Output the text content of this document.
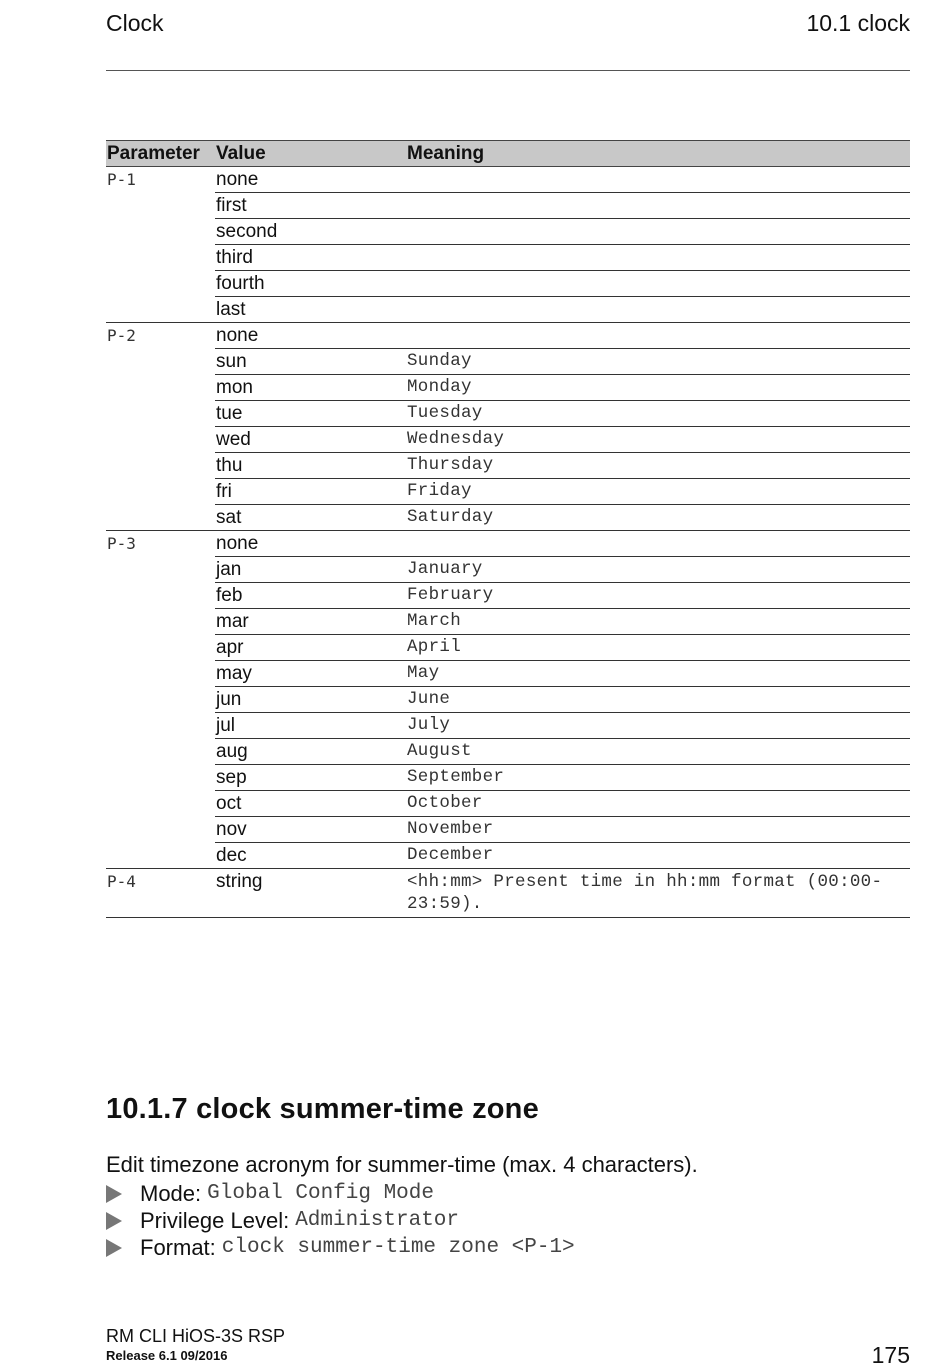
Clock	10.1 clock
Parameter	Value	Meaning
P-1	none	
	first	
	second	
	third	
	fourth	
	last	
P-2	none	
	sun	Sunday
	mon	Monday
	tue	Tuesday
	wed	Wednesday
	thu	Thursday
	fri	Friday
	sat	Saturday
P-3	none	
	jan	January
	feb	February
	mar	March
	apr	April
	may	May
	jun	June
	jul	July
	aug	August
	sep	September
	oct	October
	nov	November
	dec	December
P-4	string	<hh:mm> Present time in hh:mm format (00:00-23:59).
10.1.7 clock summer-time zone
Edit timezone acronym for summer-time (max. 4 characters).
Mode: Global Config Mode
Privilege Level: Administrator
Format: clock summer-time zone <P-1>
RM CLI HiOS-3S RSP
Release 6.1 09/2016	175
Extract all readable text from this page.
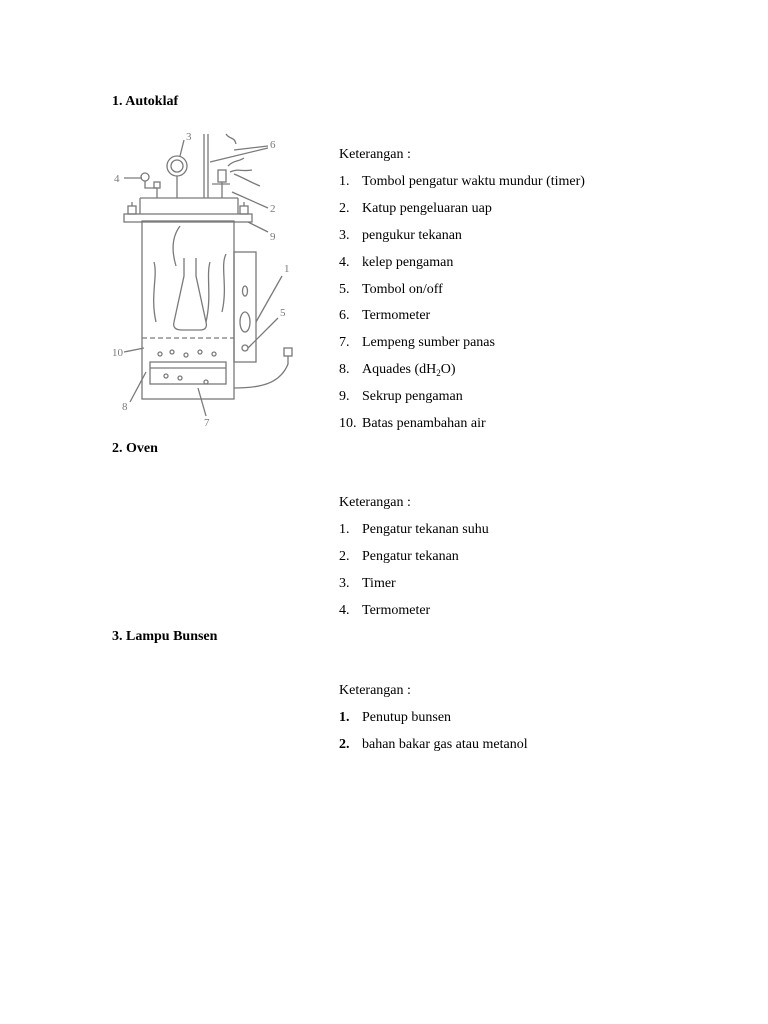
1. Autoklaf
1
2
3
4
5
6
7
8
9
10

Keterangan :

1. Tombol pengatur waktu mundur (timer)
2. Katup pengeluaran uap
3. pengukur tekanan
4. kelep pengaman
5. Tombol on/off
6. Termometer
7. Lempeng sumber panas
8. Aquades $(dH_2O)$
9. Sekrup pengaman
10. Batas penambahan air
2. Oven

Keterangan :

1. Pengatur tekanan suhu
2. Pengatur tekanan
3. Timer
4. Termometer
3. Lampu Bunsen

Keterangan :

1. Penutup bunsen
2. bahan bakar gas atau metanol
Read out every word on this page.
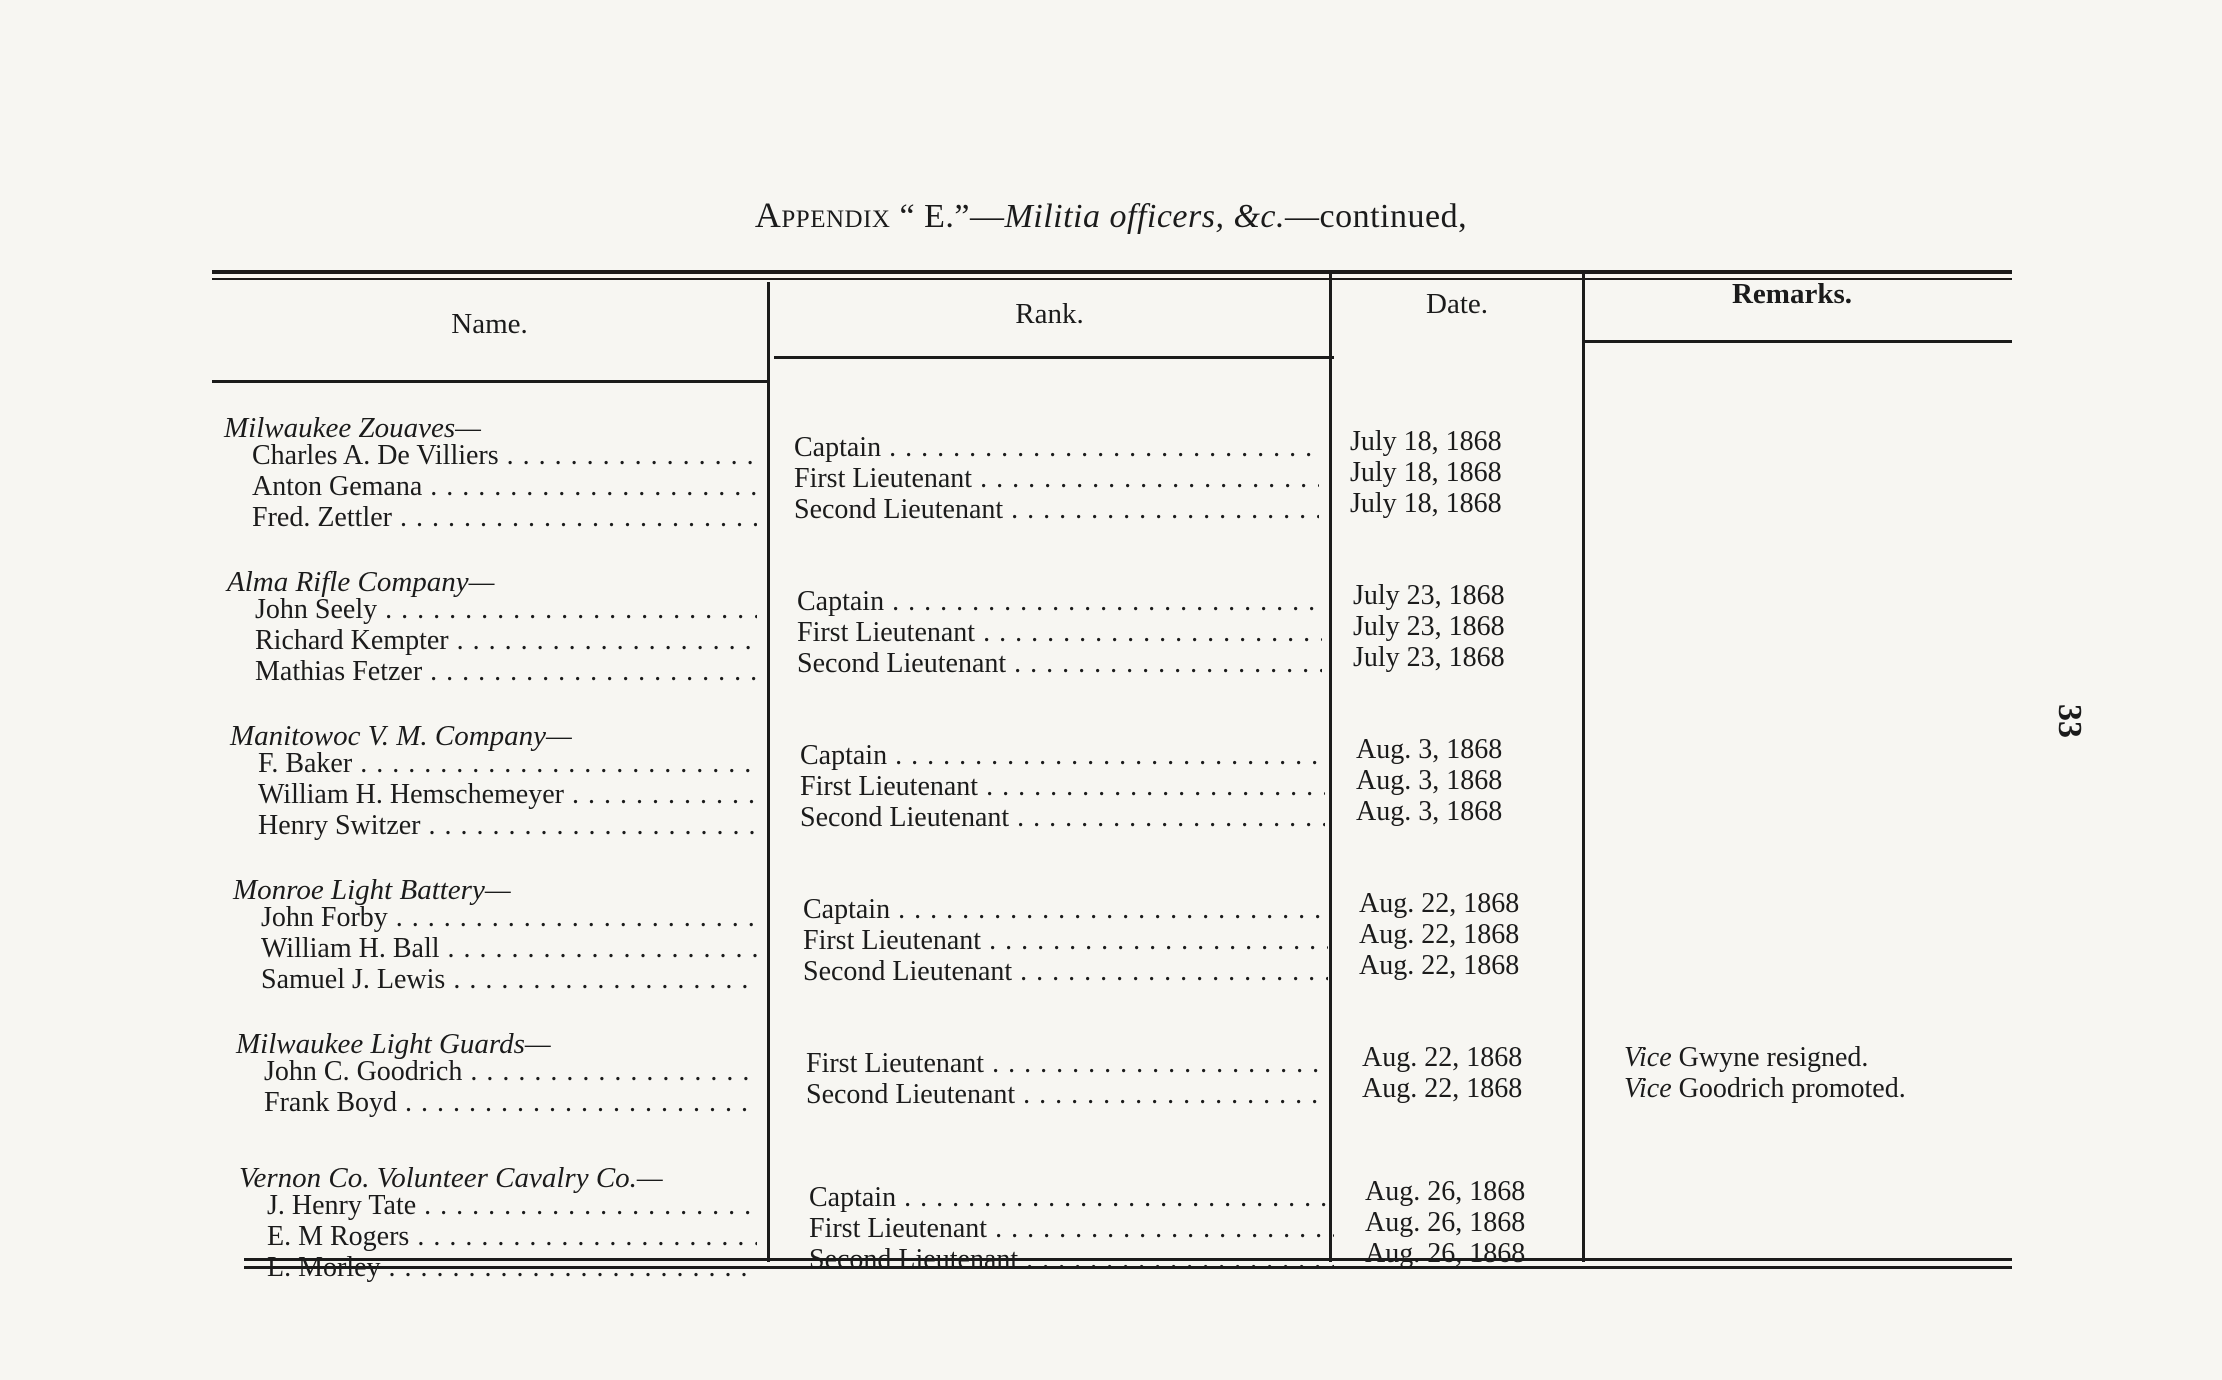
Appendix “ E.”—Militia officers, &c.—continued,
33
Name.	Rank.	Date.	Remarks.
Milwaukee Zouaves—
Charles A. De Villiers . . .	Captain . . .	July 18, 1868
Anton Gemana . . .	First Lieutenant . . .	July 18, 1868
Fred. Zettler . . .	Second Lieutenant . . .	July 18, 1868
Alma Rifle Company—
John Seely . . .	Captain . . .	July 23, 1868
Richard Kempter . . .	First Lieutenant . . .	July 23, 1868
Mathias Fetzer . . .	Second Lieutenant . . .	July 23, 1868
Manitowoc V. M. Company—
F. Baker . . .	Captain . . .	Aug. 3, 1868
William H. Hemschemeyer . . .	First Lieutenant . . .	Aug. 3, 1868
Henry Switzer . . .	Second Lieutenant . . .	Aug. 3, 1868
Monroe Light Battery—
John Forby . . .	Captain . . .	Aug. 22, 1868
William H. Ball . . .	First Lieutenant . . .	Aug. 22, 1868
Samuel J. Lewis . . .	Second Lieutenant . . .	Aug. 22, 1868
Milwaukee Light Guards—
John C. Goodrich . . .	First Lieutenant . . .	Aug. 22, 1868	Vice Gwyne resigned.
Frank Boyd . . .	Second Lieutenant . . .	Aug. 22, 1868	Vice Goodrich promoted.
Vernon Co. Volunteer Cavalry Co.—
J. Henry Tate . . .	Captain . . .	Aug. 26, 1868
E. M Rogers . . .	First Lieutenant . . .	Aug. 26, 1868
L. Morley . . .	Second Lieutenant . . .	Aug. 26, 1868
━━━━━━
*What is expected*. Exactly repeat every line from the line that includes "Read out every word on this page." to the end of the listing, and nothing else, leaving pictures out.

*Answer to this problem*.
Read out every word on this page.
Appendix “ E.”—Militia officers, &c.—continued,
33
Name.	Rank.	Date.	Remarks.
Milwaukee Zouaves—
Charles A. De Villiers . . .	Captain . . .	July 18, 1868
Anton Gemana . . .	First Lieutenant . . .	July 18, 1868
Fred. Zettler . . .	Second Lieutenant . . .	July 18, 1868
Alma Rifle Company—
John Seely . . .	Captain . . .	July 23, 1868
Richard Kempter . . .	First Lieutenant . . .	July 23, 1868
Mathias Fetzer . . .	Second Lieutenant . . .	July 23, 1868
Manitowoc V. M. Company—
F. Baker . . .	Captain . . .	Aug. 3, 1868
William H. Hemschemeyer . . .	First Lieutenant . . .	Aug. 3, 1868
Henry Switzer . . .	Second Lieutenant . . .	Aug. 3, 1868
Monroe Light Battery—
John Forby . . .	Captain . . .	Aug. 22, 1868
William H. Ball . . .	First Lieutenant . . .	Aug. 22, 1868
Samuel J. Lewis . . .	Second Lieutenant . . .	Aug. 22, 1868
Milwaukee Light Guards—
John C. Goodrich . . .	First Lieutenant . . .	Aug. 22, 1868	Vice Gwyne resigned.
Frank Boyd . . .	Second Lieutenant . . .	Aug. 22, 1868	Vice Goodrich promoted.
Vernon Co. Volunteer Cavalry Co.—
J. Henry Tate . . .	Captain . . .	Aug. 26, 1868
E. M Rogers . . .	First Lieutenant . . .	Aug. 26, 1868
L. Morley . . .	Second Lieutenant . . .	Aug. 26, 1868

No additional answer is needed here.